-- MATERIAL FOR THIS EXERCISE --
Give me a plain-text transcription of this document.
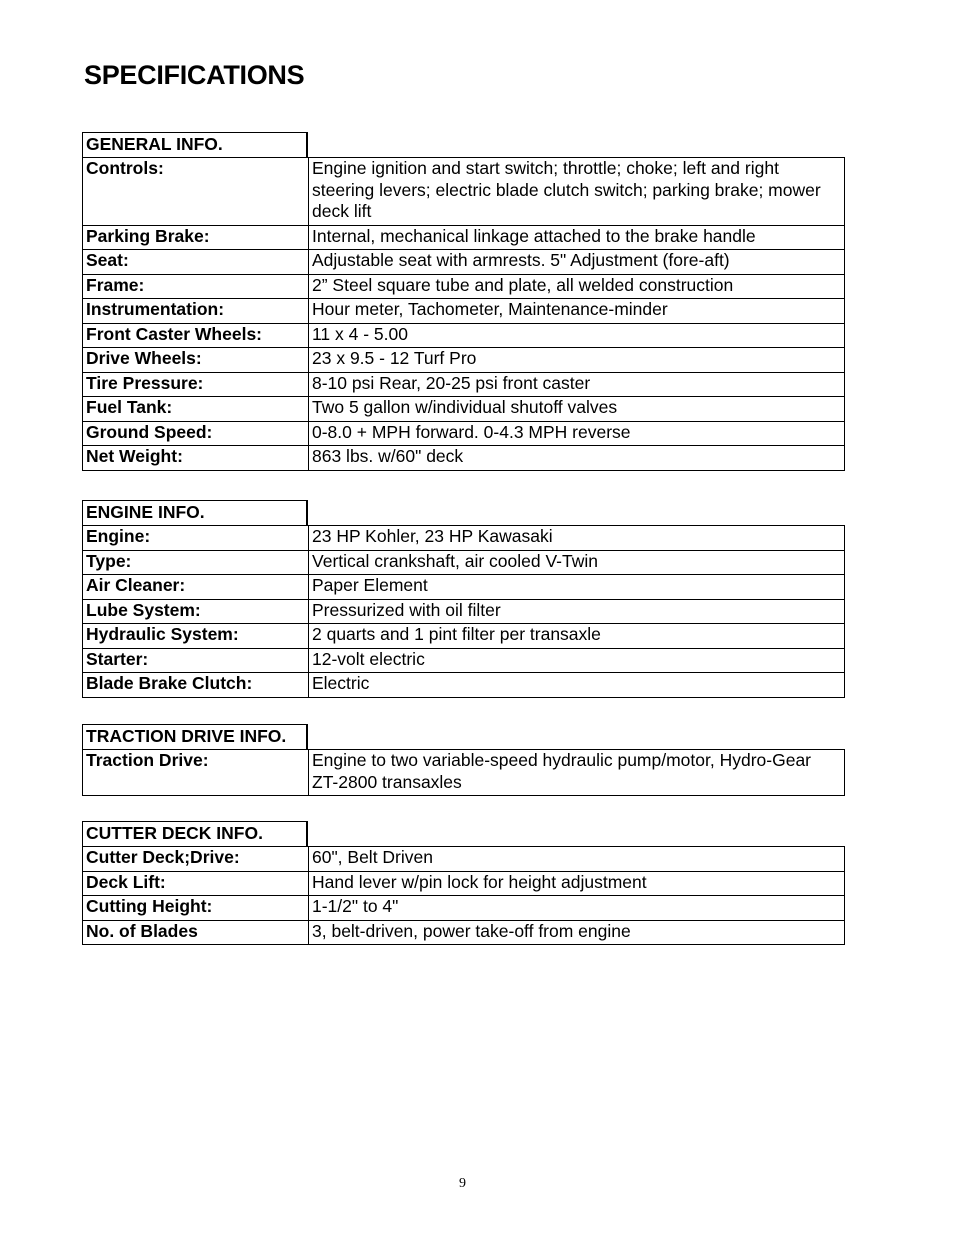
SPECIFICATIONS
GENERAL INFO.
Controls:	Engine ignition and start switch; throttle; choke; left and right steering levers; electric blade clutch switch; parking brake; mower deck lift
Parking Brake:	Internal, mechanical linkage attached to the brake handle
Seat:	Adjustable seat with armrests. 5" Adjustment (fore-aft)
Frame:	2” Steel square tube and plate, all welded construction
Instrumentation:	Hour meter, Tachometer, Maintenance-minder
Front Caster Wheels:	11 x 4 - 5.00
Drive Wheels:	23 x 9.5 - 12 Turf Pro
Tire Pressure:	8-10 psi Rear, 20-25 psi front caster
Fuel Tank:	Two 5 gallon w/individual shutoff valves
Ground Speed:	0-8.0 + MPH forward. 0-4.3 MPH reverse
Net Weight:	863 lbs. w/60" deck
ENGINE INFO.
Engine:	23 HP Kohler, 23 HP Kawasaki
Type:	Vertical crankshaft, air cooled V-Twin
Air Cleaner:	Paper Element
Lube System:	Pressurized with oil filter
Hydraulic System:	2 quarts and 1 pint filter per transaxle
Starter:	12-volt electric
Blade Brake Clutch:	Electric
TRACTION DRIVE INFO.
Traction Drive:	Engine to two variable-speed hydraulic pump/motor, Hydro-Gear ZT-2800 transaxles
CUTTER DECK INFO.
Cutter Deck;Drive:	60", Belt Driven
Deck Lift:	Hand lever w/pin lock for height adjustment
Cutting Height:	1-1/2" to 4"
No. of Blades	3, belt-driven, power take-off from engine
9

-- YOUR TASK --
Restate the data above word for word. Skip every picture.

-- OUTPUT --
Give me a plain-text transcription of this document.
SPECIFICATIONS
GENERAL INFO.
Controls:	Engine ignition and start switch; throttle; choke; left and right steering levers; electric blade clutch switch; parking brake; mower deck lift
Parking Brake:	Internal, mechanical linkage attached to the brake handle
Seat:	Adjustable seat with armrests. 5" Adjustment (fore-aft)
Frame:	2” Steel square tube and plate, all welded construction
Instrumentation:	Hour meter, Tachometer, Maintenance-minder
Front Caster Wheels:	11 x 4 - 5.00
Drive Wheels:	23 x 9.5 - 12 Turf Pro
Tire Pressure:	8-10 psi Rear, 20-25 psi front caster
Fuel Tank:	Two 5 gallon w/individual shutoff valves
Ground Speed:	0-8.0 + MPH forward. 0-4.3 MPH reverse
Net Weight:	863 lbs. w/60" deck
ENGINE INFO.
Engine:	23 HP Kohler, 23 HP Kawasaki
Type:	Vertical crankshaft, air cooled V-Twin
Air Cleaner:	Paper Element
Lube System:	Pressurized with oil filter
Hydraulic System:	2 quarts and 1 pint filter per transaxle
Starter:	12-volt electric
Blade Brake Clutch:	Electric
TRACTION DRIVE INFO.
Traction Drive:	Engine to two variable-speed hydraulic pump/motor, Hydro-Gear ZT-2800 transaxles
CUTTER DECK INFO.
Cutter Deck;Drive:	60", Belt Driven
Deck Lift:	Hand lever w/pin lock for height adjustment
Cutting Height:	1-1/2" to 4"
No. of Blades	3, belt-driven, power take-off from engine
9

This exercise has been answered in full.